▶ What to work on
Output nothing but the number of lines that include the word "JSON".
==== Material
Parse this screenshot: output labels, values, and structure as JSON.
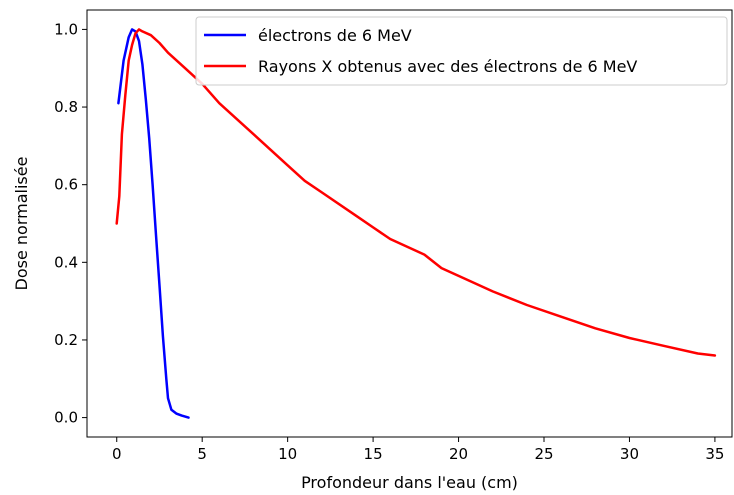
{
  "chart_data": {
    "type": "line",
    "xlabel": "Profondeur dans l'eau (cm)",
    "ylabel": "Dose normalisée",
    "xlim": [
      -1.74,
      36.0
    ],
    "ylim": [
      -0.05,
      1.05
    ],
    "x_ticks": [
      0,
      5,
      10,
      15,
      20,
      25,
      30,
      35
    ],
    "x_tick_labels": [
      "0",
      "5",
      "10",
      "15",
      "20",
      "25",
      "30",
      "35"
    ],
    "y_ticks": [
      0.0,
      0.2,
      0.4,
      0.6,
      0.8,
      1.0
    ],
    "y_tick_labels": [
      "0.0",
      "0.2",
      "0.4",
      "0.6",
      "0.8",
      "1.0"
    ],
    "grid": false,
    "legend_position": "top-right",
    "series": [
      {
        "name": "électrons de 6 MeV",
        "color": "#0000ff",
        "x": [
          0.1,
          0.4,
          0.7,
          0.9,
          1.1,
          1.3,
          1.5,
          1.7,
          1.9,
          2.1,
          2.3,
          2.5,
          2.7,
          2.9,
          3.0,
          3.2,
          3.5,
          3.8,
          4.2
        ],
        "y": [
          0.81,
          0.92,
          0.98,
          1.0,
          0.995,
          0.97,
          0.91,
          0.82,
          0.72,
          0.6,
          0.47,
          0.34,
          0.21,
          0.1,
          0.05,
          0.02,
          0.01,
          0.005,
          0.0
        ]
      },
      {
        "name": "Rayons X obtenus avec des électrons de 6 MeV",
        "color": "#ff0000",
        "x": [
          0.0,
          0.15,
          0.3,
          0.5,
          0.7,
          0.9,
          1.1,
          1.3,
          1.5,
          2.0,
          2.5,
          3.0,
          4.0,
          5.0,
          6.0,
          8.0,
          10.0,
          11.0,
          12.0,
          14.0,
          15.0,
          16.0,
          18.0,
          19.0,
          20.0,
          22.0,
          24.0,
          26.0,
          28.0,
          30.0,
          32.0,
          34.0,
          35.0
        ],
        "y": [
          0.5,
          0.57,
          0.73,
          0.83,
          0.92,
          0.96,
          0.99,
          1.0,
          0.995,
          0.985,
          0.965,
          0.94,
          0.9,
          0.86,
          0.81,
          0.73,
          0.65,
          0.61,
          0.58,
          0.52,
          0.49,
          0.46,
          0.42,
          0.385,
          0.365,
          0.325,
          0.29,
          0.26,
          0.23,
          0.205,
          0.185,
          0.165,
          0.16
        ]
      }
    ]
  }
}
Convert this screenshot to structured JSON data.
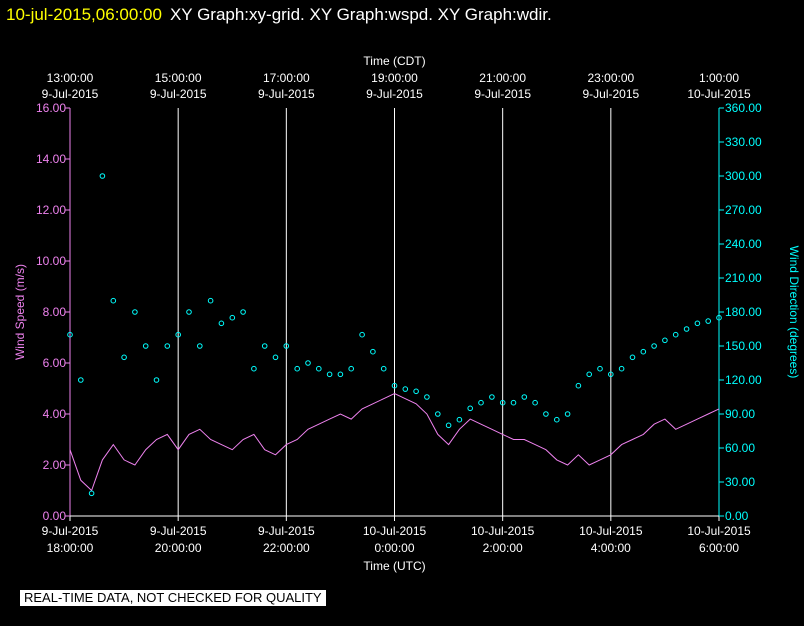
{
  "header": {
    "date_time": "10-jul-2015,06:00:00",
    "titles": "XY Graph:xy-grid.  XY Graph:wspd.  XY Graph:wdir."
  },
  "disclaimer": "REAL-TIME DATA, NOT CHECKED FOR QUALITY",
  "colors": {
    "background": "#000000",
    "wind_speed": "#ee82ee",
    "wind_direction": "#00ffff",
    "grid": "#ffffff",
    "header_date": "#ffff00"
  },
  "chart_data": {
    "type": "line",
    "top_axis": {
      "label": "Time (CDT)",
      "ticks": [
        {
          "t": 0,
          "time": "13:00:00",
          "date": "9-Jul-2015"
        },
        {
          "t": 2,
          "time": "15:00:00",
          "date": "9-Jul-2015"
        },
        {
          "t": 4,
          "time": "17:00:00",
          "date": "9-Jul-2015"
        },
        {
          "t": 6,
          "time": "19:00:00",
          "date": "9-Jul-2015"
        },
        {
          "t": 8,
          "time": "21:00:00",
          "date": "9-Jul-2015"
        },
        {
          "t": 10,
          "time": "23:00:00",
          "date": "9-Jul-2015"
        },
        {
          "t": 12,
          "time": "1:00:00",
          "date": "10-Jul-2015"
        }
      ]
    },
    "bottom_axis": {
      "label": "Time (UTC)",
      "ticks": [
        {
          "t": 0,
          "date": "9-Jul-2015",
          "time": "18:00:00"
        },
        {
          "t": 2,
          "date": "9-Jul-2015",
          "time": "20:00:00"
        },
        {
          "t": 4,
          "date": "9-Jul-2015",
          "time": "22:00:00"
        },
        {
          "t": 6,
          "date": "10-Jul-2015",
          "time": "0:00:00"
        },
        {
          "t": 8,
          "date": "10-Jul-2015",
          "time": "2:00:00"
        },
        {
          "t": 10,
          "date": "10-Jul-2015",
          "time": "4:00:00"
        },
        {
          "t": 12,
          "date": "10-Jul-2015",
          "time": "6:00:00"
        }
      ]
    },
    "xlim": [
      0,
      12
    ],
    "left_axis": {
      "label": "Wind Speed (m/s)",
      "ylim": [
        0,
        16
      ],
      "ticks": [
        "0.00",
        "2.00",
        "4.00",
        "6.00",
        "8.00",
        "10.00",
        "12.00",
        "14.00",
        "16.00"
      ]
    },
    "right_axis": {
      "label": "Wind Direction (degrees)",
      "ylim": [
        0,
        360
      ],
      "ticks": [
        "0.00",
        "30.00",
        "60.00",
        "90.00",
        "120.00",
        "150.00",
        "180.00",
        "210.00",
        "240.00",
        "270.00",
        "300.00",
        "330.00",
        "360.00"
      ]
    },
    "series": [
      {
        "name": "Wind Speed (m/s)",
        "style": "line",
        "axis": "left",
        "t": [
          0.0,
          0.2,
          0.4,
          0.6,
          0.8,
          1.0,
          1.2,
          1.4,
          1.6,
          1.8,
          2.0,
          2.2,
          2.4,
          2.6,
          2.8,
          3.0,
          3.2,
          3.4,
          3.6,
          3.8,
          4.0,
          4.2,
          4.4,
          4.6,
          4.8,
          5.0,
          5.2,
          5.4,
          5.6,
          5.8,
          6.0,
          6.2,
          6.4,
          6.6,
          6.8,
          7.0,
          7.2,
          7.4,
          7.6,
          7.8,
          8.0,
          8.2,
          8.4,
          8.6,
          8.8,
          9.0,
          9.2,
          9.4,
          9.6,
          9.8,
          10.0,
          10.2,
          10.4,
          10.6,
          10.8,
          11.0,
          11.2,
          11.4,
          11.6,
          11.8,
          12.0
        ],
        "values": [
          2.6,
          1.4,
          1.0,
          2.2,
          2.8,
          2.2,
          2.0,
          2.6,
          3.0,
          3.2,
          2.6,
          3.2,
          3.4,
          3.0,
          2.8,
          2.6,
          3.0,
          3.2,
          2.6,
          2.4,
          2.8,
          3.0,
          3.4,
          3.6,
          3.8,
          4.0,
          3.8,
          4.2,
          4.4,
          4.6,
          4.8,
          4.6,
          4.4,
          4.0,
          3.2,
          2.8,
          3.4,
          3.8,
          3.6,
          3.4,
          3.2,
          3.0,
          3.0,
          2.8,
          2.6,
          2.2,
          2.0,
          2.4,
          2.0,
          2.2,
          2.4,
          2.8,
          3.0,
          3.2,
          3.6,
          3.8,
          3.4,
          3.6,
          3.8,
          4.0,
          4.2
        ]
      },
      {
        "name": "Wind Direction (degrees)",
        "style": "scatter",
        "axis": "right",
        "t": [
          0.0,
          0.2,
          0.4,
          0.6,
          0.8,
          1.0,
          1.2,
          1.4,
          1.6,
          1.8,
          2.0,
          2.2,
          2.4,
          2.6,
          2.8,
          3.0,
          3.2,
          3.4,
          3.6,
          3.8,
          4.0,
          4.2,
          4.4,
          4.6,
          4.8,
          5.0,
          5.2,
          5.4,
          5.6,
          5.8,
          6.0,
          6.2,
          6.4,
          6.6,
          6.8,
          7.0,
          7.2,
          7.4,
          7.6,
          7.8,
          8.0,
          8.2,
          8.4,
          8.6,
          8.8,
          9.0,
          9.2,
          9.4,
          9.6,
          9.8,
          10.0,
          10.2,
          10.4,
          10.6,
          10.8,
          11.0,
          11.2,
          11.4,
          11.6,
          11.8,
          12.0
        ],
        "values": [
          160,
          120,
          20,
          300,
          190,
          140,
          180,
          150,
          120,
          150,
          160,
          180,
          150,
          190,
          170,
          175,
          180,
          130,
          150,
          140,
          150,
          130,
          135,
          130,
          125,
          125,
          130,
          160,
          145,
          130,
          115,
          112,
          110,
          105,
          90,
          80,
          85,
          95,
          100,
          105,
          100,
          100,
          105,
          100,
          90,
          85,
          90,
          115,
          125,
          130,
          125,
          130,
          140,
          145,
          150,
          155,
          160,
          165,
          170,
          172,
          175
        ]
      }
    ]
  }
}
========
▶ Answer to this problem
2